__AVAILABLE DATA__.

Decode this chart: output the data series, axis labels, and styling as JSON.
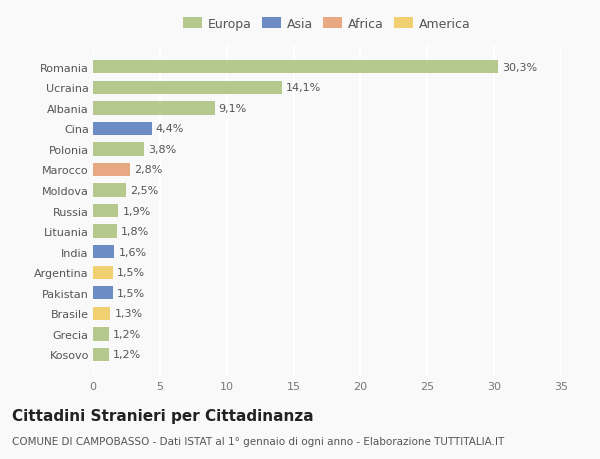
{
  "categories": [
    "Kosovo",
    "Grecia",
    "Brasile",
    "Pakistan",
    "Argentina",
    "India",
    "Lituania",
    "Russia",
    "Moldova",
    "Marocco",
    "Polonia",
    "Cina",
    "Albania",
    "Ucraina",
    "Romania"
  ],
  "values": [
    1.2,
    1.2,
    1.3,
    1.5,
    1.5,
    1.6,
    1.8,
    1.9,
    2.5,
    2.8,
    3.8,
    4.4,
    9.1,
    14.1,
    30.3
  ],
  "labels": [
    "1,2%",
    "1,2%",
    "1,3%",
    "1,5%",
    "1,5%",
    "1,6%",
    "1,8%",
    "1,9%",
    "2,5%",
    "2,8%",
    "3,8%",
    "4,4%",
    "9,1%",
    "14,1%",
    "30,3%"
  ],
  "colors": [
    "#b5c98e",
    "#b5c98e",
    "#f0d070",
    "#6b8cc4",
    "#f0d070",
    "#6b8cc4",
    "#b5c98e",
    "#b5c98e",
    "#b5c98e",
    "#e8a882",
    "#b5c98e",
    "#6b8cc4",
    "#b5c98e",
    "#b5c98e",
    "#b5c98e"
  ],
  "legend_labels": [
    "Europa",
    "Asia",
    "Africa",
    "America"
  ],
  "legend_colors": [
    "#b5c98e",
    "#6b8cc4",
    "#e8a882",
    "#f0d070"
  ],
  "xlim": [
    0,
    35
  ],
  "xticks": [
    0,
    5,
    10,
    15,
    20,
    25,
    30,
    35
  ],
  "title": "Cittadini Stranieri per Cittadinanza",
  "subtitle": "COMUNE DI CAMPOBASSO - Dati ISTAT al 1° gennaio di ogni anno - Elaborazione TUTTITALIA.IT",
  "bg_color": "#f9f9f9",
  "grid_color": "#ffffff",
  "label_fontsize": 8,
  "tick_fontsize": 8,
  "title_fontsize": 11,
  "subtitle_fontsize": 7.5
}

__TASK DETAILS__. Omit every picture, then repeat the remaining data exactly as it appears above.

__WORKED ANSWER__.
Decode this chart: output the data series, axis labels, and styling as JSON.
{
  "categories": [
    "Kosovo",
    "Grecia",
    "Brasile",
    "Pakistan",
    "Argentina",
    "India",
    "Lituania",
    "Russia",
    "Moldova",
    "Marocco",
    "Polonia",
    "Cina",
    "Albania",
    "Ucraina",
    "Romania"
  ],
  "values": [
    1.2,
    1.2,
    1.3,
    1.5,
    1.5,
    1.6,
    1.8,
    1.9,
    2.5,
    2.8,
    3.8,
    4.4,
    9.1,
    14.1,
    30.3
  ],
  "labels": [
    "1,2%",
    "1,2%",
    "1,3%",
    "1,5%",
    "1,5%",
    "1,6%",
    "1,8%",
    "1,9%",
    "2,5%",
    "2,8%",
    "3,8%",
    "4,4%",
    "9,1%",
    "14,1%",
    "30,3%"
  ],
  "colors": [
    "#b5c98e",
    "#b5c98e",
    "#f0d070",
    "#6b8cc4",
    "#f0d070",
    "#6b8cc4",
    "#b5c98e",
    "#b5c98e",
    "#b5c98e",
    "#e8a882",
    "#b5c98e",
    "#6b8cc4",
    "#b5c98e",
    "#b5c98e",
    "#b5c98e"
  ],
  "legend_labels": [
    "Europa",
    "Asia",
    "Africa",
    "America"
  ],
  "legend_colors": [
    "#b5c98e",
    "#6b8cc4",
    "#e8a882",
    "#f0d070"
  ],
  "xlim": [
    0,
    35
  ],
  "xticks": [
    0,
    5,
    10,
    15,
    20,
    25,
    30,
    35
  ],
  "title": "Cittadini Stranieri per Cittadinanza",
  "subtitle": "COMUNE DI CAMPOBASSO - Dati ISTAT al 1° gennaio di ogni anno - Elaborazione TUTTITALIA.IT",
  "bg_color": "#f9f9f9",
  "grid_color": "#ffffff",
  "label_fontsize": 8,
  "tick_fontsize": 8,
  "title_fontsize": 11,
  "subtitle_fontsize": 7.5
}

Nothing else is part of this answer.